#### To be done
Pick out each line containing the string "require".

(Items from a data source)
_____
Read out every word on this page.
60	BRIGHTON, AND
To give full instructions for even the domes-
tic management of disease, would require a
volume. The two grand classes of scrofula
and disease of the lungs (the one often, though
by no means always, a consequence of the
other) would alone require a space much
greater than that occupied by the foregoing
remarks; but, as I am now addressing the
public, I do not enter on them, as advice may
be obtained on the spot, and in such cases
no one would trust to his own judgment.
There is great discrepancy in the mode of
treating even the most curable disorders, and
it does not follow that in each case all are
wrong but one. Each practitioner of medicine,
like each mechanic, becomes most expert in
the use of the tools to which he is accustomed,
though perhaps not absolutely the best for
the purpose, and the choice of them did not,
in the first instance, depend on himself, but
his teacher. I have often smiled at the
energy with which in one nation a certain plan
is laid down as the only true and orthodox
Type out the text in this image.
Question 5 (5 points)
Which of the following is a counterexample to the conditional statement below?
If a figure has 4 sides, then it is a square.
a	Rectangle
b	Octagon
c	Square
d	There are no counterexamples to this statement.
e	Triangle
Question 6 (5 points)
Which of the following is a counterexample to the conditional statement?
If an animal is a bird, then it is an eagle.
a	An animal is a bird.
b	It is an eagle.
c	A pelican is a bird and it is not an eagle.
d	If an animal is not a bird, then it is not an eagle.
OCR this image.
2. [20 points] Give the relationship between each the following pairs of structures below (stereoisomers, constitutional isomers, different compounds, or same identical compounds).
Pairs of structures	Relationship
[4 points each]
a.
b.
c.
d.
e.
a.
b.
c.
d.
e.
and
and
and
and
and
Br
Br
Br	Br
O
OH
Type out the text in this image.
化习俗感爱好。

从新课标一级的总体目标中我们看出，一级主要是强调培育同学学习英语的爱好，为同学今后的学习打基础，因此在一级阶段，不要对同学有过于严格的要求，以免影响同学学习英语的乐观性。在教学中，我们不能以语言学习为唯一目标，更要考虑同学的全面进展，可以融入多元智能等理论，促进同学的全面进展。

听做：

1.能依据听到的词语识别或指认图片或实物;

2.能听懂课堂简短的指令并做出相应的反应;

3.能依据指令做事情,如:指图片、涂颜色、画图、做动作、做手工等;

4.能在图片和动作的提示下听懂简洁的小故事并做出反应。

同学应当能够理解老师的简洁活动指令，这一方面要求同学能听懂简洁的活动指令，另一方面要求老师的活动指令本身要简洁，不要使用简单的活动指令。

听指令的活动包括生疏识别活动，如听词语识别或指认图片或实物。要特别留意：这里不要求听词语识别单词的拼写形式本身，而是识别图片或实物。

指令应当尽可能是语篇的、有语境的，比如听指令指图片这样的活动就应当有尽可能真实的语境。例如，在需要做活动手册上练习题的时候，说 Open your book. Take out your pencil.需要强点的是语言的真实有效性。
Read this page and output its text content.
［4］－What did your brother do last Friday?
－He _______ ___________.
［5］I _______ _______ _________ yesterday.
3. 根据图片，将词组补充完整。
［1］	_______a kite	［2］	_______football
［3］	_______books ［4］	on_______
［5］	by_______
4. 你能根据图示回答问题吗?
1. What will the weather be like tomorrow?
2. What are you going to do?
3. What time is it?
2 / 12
_____
#### Response below
tic management of disease, would require a
other) would alone require a space much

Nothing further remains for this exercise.